(Recorded data)
########################################
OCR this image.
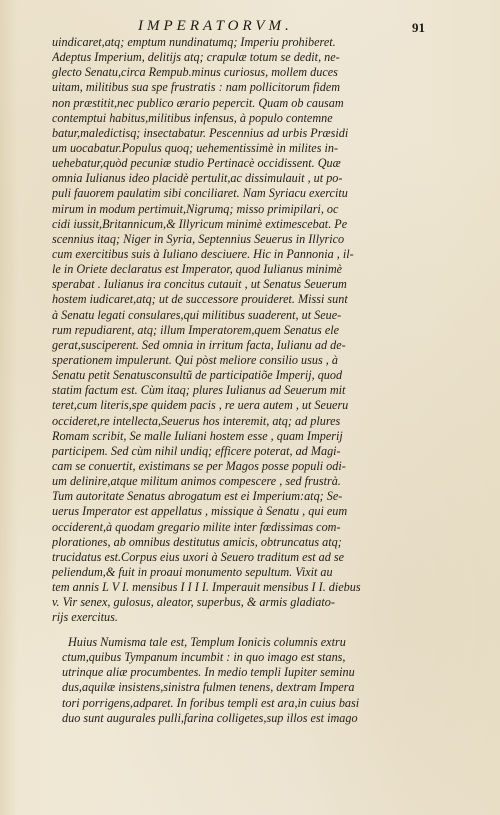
IMPERATORVM.	91
uindicaret,atq; emptum nundinatumq; Imperiu prohiberet.
Adeptus Imperium, delitijs atq; crapulæ totum se dedit, ne-
glecto Senatu,circa Rempub.minus curiosus, mollem duces
uitam, militibus sua spe frustratis : nam pollicitorum fidem
non præstitit,nec publico ærario pepercit. Quam ob causam
contemptui habitus,militibus infensus, à populo contemne
batur,maledictisq; insectabatur. Pescennius ad urbis Præsidi
um uocabatur.Populus quoq; uehementissimè in milites in-
uehebatur,quòd pecuniæ studio Pertinacè occidissent. Quæ
omnia Iulianus ideo placidè pertulit,ac dissimulauit , ut po-
puli fauorem paulatim sibi conciliaret. Nam Syriacu exercitu
mirum in modum pertimuit,Nigrumq; misso primipilari, oc
cidi iussit,Britannicum,& Illyricum minimè extimescebat. Pe
scennius itaq; Niger in Syria, Septennius Seuerus in Illyrico
cum exercitibus suis à Iuliano desciuere. Hic in Pannonia , il-
le in Oriete declaratus est Imperator, quod Iulianus minimè
sperabat . Iulianus ira concitus cutauit , ut Senatus Seuerum
hostem iudicaret,atq; ut de successore prouideret. Missi sunt
à Senatu legati consulares,qui militibus suaderent, ut Seue-
rum repudiarent, atq; illum Imperatorem,quem Senatus ele
gerat,susciperent. Sed omnia in irritum facta, Iulianu ad de-
sperationem impulerunt. Qui pòst meliore consilio usus , à
Senatu petit Senatusconsultũ de participatiõe Imperij, quod
statim factum est. Cùm itaq; plures Iulianus ad Seuerum mit
teret,cum literis,spe quidem pacis , re uera autem , ut Seueru
occideret,re intellecta,Seuerus hos interemit, atq; ad plures
Romam scribit, Se malle Iuliani hostem esse , quam Imperij
participem. Sed cùm nihil undiq; efficere poterat, ad Magi-
cam se conuertit, existimans se per Magos posse populi odi-
um delinire,atque militum animos compescere , sed frustrà.
Tum autoritate Senatus abrogatum est ei Imperium:atq; Se-
uerus Imperator est appellatus , missique à Senatu , qui eum
occiderent,à quodam gregario milite inter fœdissimas com-
plorationes, ab omnibus destitutus amicis, obtruncatus atq;
trucidatus est.Corpus eius uxori à Seuero traditum est ad se
peliendum,& fuit in proaui monumento sepultum. Vixit au
tem annis L V I. mensibus I I I I. Imperauit mensibus I I. diebus
v. Vir senex, gulosus, aleator, superbus, & armis gladiato-
rijs exercitus.
Huius Numisma tale est, Templum Ionicis columnis extru
ctum,quibus Tympanum incumbit : in quo imago est stans,
utrinque aliæ procumbentes. In medio templi Iupiter seminu
dus,aquilæ insistens,sinistra fulmen tenens, dextram Impera
tori porrigens,adparet. In foribus templi est ara,in cuius basi
duo sunt augurales pulli,farina colligetes,sup illos est imago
########################################
Skip the pictures, then retype every line above exactly.

Task solution:
OCR this image.
IMPERATORVM.	91
uindicaret,atq; emptum nundinatumq; Imperiu prohiberet.
Adeptus Imperium, delitijs atq; crapulæ totum se dedit, ne-
glecto Senatu,circa Rempub.minus curiosus, mollem duces
uitam, militibus sua spe frustratis : nam pollicitorum fidem
non præstitit,nec publico ærario pepercit. Quam ob causam
contemptui habitus,militibus infensus, à populo contemne
batur,maledictisq; insectabatur. Pescennius ad urbis Præsidi
um uocabatur.Populus quoq; uehementissimè in milites in-
uehebatur,quòd pecuniæ studio Pertinacè occidissent. Quæ
omnia Iulianus ideo placidè pertulit,ac dissimulauit , ut po-
puli fauorem paulatim sibi conciliaret. Nam Syriacu exercitu
mirum in modum pertimuit,Nigrumq; misso primipilari, oc
cidi iussit,Britannicum,& Illyricum minimè extimescebat. Pe
scennius itaq; Niger in Syria, Septennius Seuerus in Illyrico
cum exercitibus suis à Iuliano desciuere. Hic in Pannonia , il-
le in Oriete declaratus est Imperator, quod Iulianus minimè
sperabat . Iulianus ira concitus cutauit , ut Senatus Seuerum
hostem iudicaret,atq; ut de successore prouideret. Missi sunt
à Senatu legati consulares,qui militibus suaderent, ut Seue-
rum repudiarent, atq; illum Imperatorem,quem Senatus ele
gerat,susciperent. Sed omnia in irritum facta, Iulianu ad de-
sperationem impulerunt. Qui pòst meliore consilio usus , à
Senatu petit Senatusconsultũ de participatiõe Imperij, quod
statim factum est. Cùm itaq; plures Iulianus ad Seuerum mit
teret,cum literis,spe quidem pacis , re uera autem , ut Seueru
occideret,re intellecta,Seuerus hos interemit, atq; ad plures
Romam scribit, Se malle Iuliani hostem esse , quam Imperij
participem. Sed cùm nihil undiq; efficere poterat, ad Magi-
cam se conuertit, existimans se per Magos posse populi odi-
um delinire,atque militum animos compescere , sed frustrà.
Tum autoritate Senatus abrogatum est ei Imperium:atq; Se-
uerus Imperator est appellatus , missique à Senatu , qui eum
occiderent,à quodam gregario milite inter fœdissimas com-
plorationes, ab omnibus destitutus amicis, obtruncatus atq;
trucidatus est.Corpus eius uxori à Seuero traditum est ad se
peliendum,& fuit in proaui monumento sepultum. Vixit au
tem annis L V I. mensibus I I I I. Imperauit mensibus I I. diebus
v. Vir senex, gulosus, aleator, superbus, & armis gladiato-
rijs exercitus.
Huius Numisma tale est, Templum Ionicis columnis extru
ctum,quibus Tympanum incumbit : in quo imago est stans,
utrinque aliæ procumbentes. In medio templi Iupiter seminu
dus,aquilæ insistens,sinistra fulmen tenens, dextram Impera
tori porrigens,adparet. In foribus templi est ara,in cuius basi
duo sunt augurales pulli,farina colligetes,sup illos est imago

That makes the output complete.